▶ DATA TO PROCESS
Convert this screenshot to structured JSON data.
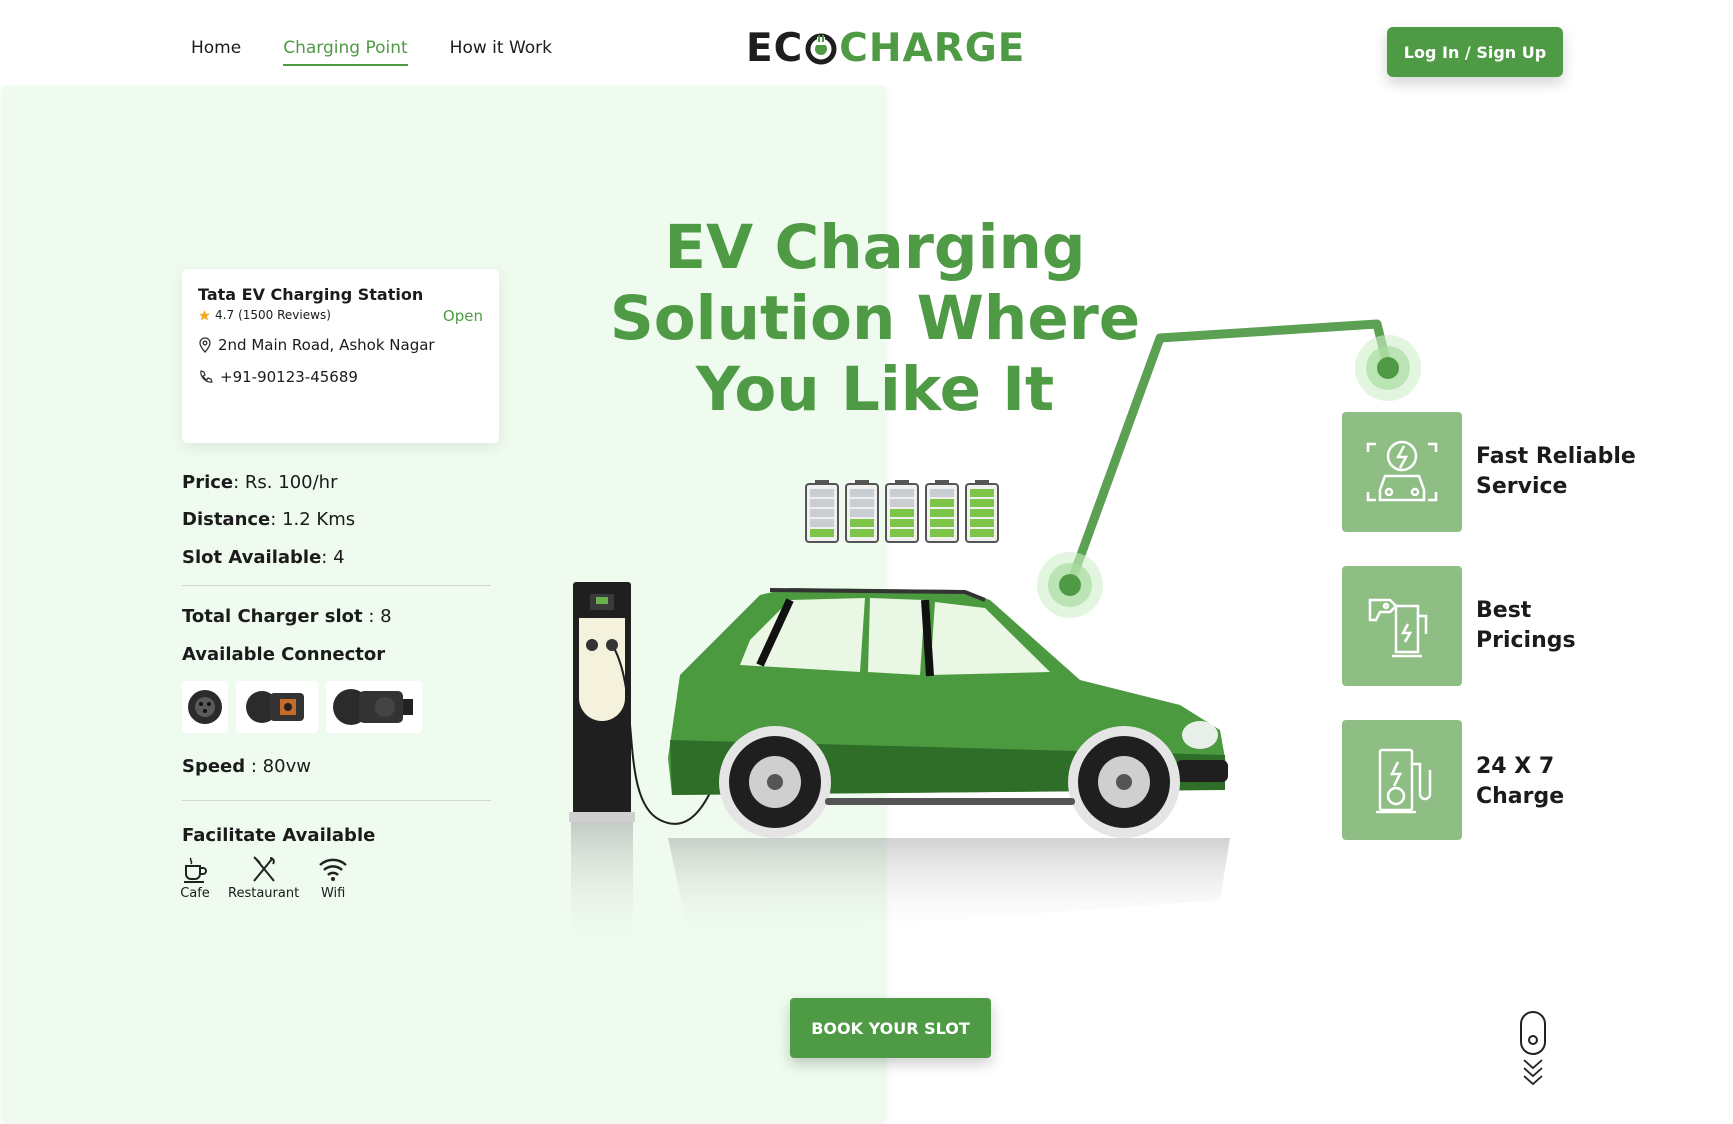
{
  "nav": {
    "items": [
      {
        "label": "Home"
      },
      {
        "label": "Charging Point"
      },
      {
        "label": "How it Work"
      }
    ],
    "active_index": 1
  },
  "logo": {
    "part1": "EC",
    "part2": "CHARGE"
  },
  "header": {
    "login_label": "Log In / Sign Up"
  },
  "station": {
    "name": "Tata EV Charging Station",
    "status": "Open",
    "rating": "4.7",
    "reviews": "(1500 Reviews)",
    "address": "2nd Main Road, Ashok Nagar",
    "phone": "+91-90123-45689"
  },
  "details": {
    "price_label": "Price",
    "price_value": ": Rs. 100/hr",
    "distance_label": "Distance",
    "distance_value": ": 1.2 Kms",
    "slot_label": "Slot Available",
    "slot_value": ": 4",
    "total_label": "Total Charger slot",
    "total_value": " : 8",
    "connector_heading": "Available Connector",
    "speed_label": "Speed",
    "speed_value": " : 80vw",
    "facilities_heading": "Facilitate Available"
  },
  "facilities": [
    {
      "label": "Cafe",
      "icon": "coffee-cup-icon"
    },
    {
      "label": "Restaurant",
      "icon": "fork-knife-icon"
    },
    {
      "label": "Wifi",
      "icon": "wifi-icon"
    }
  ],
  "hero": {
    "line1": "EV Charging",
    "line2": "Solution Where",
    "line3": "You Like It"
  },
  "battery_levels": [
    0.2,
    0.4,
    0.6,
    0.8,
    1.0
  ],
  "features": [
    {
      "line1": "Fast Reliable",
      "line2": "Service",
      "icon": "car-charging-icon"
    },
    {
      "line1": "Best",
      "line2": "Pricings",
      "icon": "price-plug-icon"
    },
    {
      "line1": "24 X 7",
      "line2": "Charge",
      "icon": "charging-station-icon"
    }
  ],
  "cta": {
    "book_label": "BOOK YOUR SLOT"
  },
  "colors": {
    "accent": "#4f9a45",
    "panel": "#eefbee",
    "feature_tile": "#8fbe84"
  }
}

▶ EXERCISE AIM
Reproduce every record above exactly, omitting the pictures.

▶ OUTPUT FOR THIS TASK
Convert this screenshot to structured JSON data.
{
  "nav": {
    "items": [
      {
        "label": "Home"
      },
      {
        "label": "Charging Point"
      },
      {
        "label": "How it Work"
      }
    ],
    "active_index": 1
  },
  "logo": {
    "part1": "EC",
    "part2": "CHARGE"
  },
  "header": {
    "login_label": "Log In / Sign Up"
  },
  "station": {
    "name": "Tata EV Charging Station",
    "status": "Open",
    "rating": "4.7",
    "reviews": "(1500 Reviews)",
    "address": "2nd Main Road, Ashok Nagar",
    "phone": "+91-90123-45689"
  },
  "details": {
    "price_label": "Price",
    "price_value": ": Rs. 100/hr",
    "distance_label": "Distance",
    "distance_value": ": 1.2 Kms",
    "slot_label": "Slot Available",
    "slot_value": ": 4",
    "total_label": "Total Charger slot",
    "total_value": " : 8",
    "connector_heading": "Available Connector",
    "speed_label": "Speed",
    "speed_value": " : 80vw",
    "facilities_heading": "Facilitate Available"
  },
  "facilities": [
    {
      "label": "Cafe",
      "icon": "coffee-cup-icon"
    },
    {
      "label": "Restaurant",
      "icon": "fork-knife-icon"
    },
    {
      "label": "Wifi",
      "icon": "wifi-icon"
    }
  ],
  "hero": {
    "line1": "EV Charging",
    "line2": "Solution Where",
    "line3": "You Like It"
  },
  "battery_levels": [
    0.2,
    0.4,
    0.6,
    0.8,
    1.0
  ],
  "features": [
    {
      "line1": "Fast Reliable",
      "line2": "Service",
      "icon": "car-charging-icon"
    },
    {
      "line1": "Best",
      "line2": "Pricings",
      "icon": "price-plug-icon"
    },
    {
      "line1": "24 X 7",
      "line2": "Charge",
      "icon": "charging-station-icon"
    }
  ],
  "cta": {
    "book_label": "BOOK YOUR SLOT"
  },
  "colors": {
    "accent": "#4f9a45",
    "panel": "#eefbee",
    "feature_tile": "#8fbe84"
  }
}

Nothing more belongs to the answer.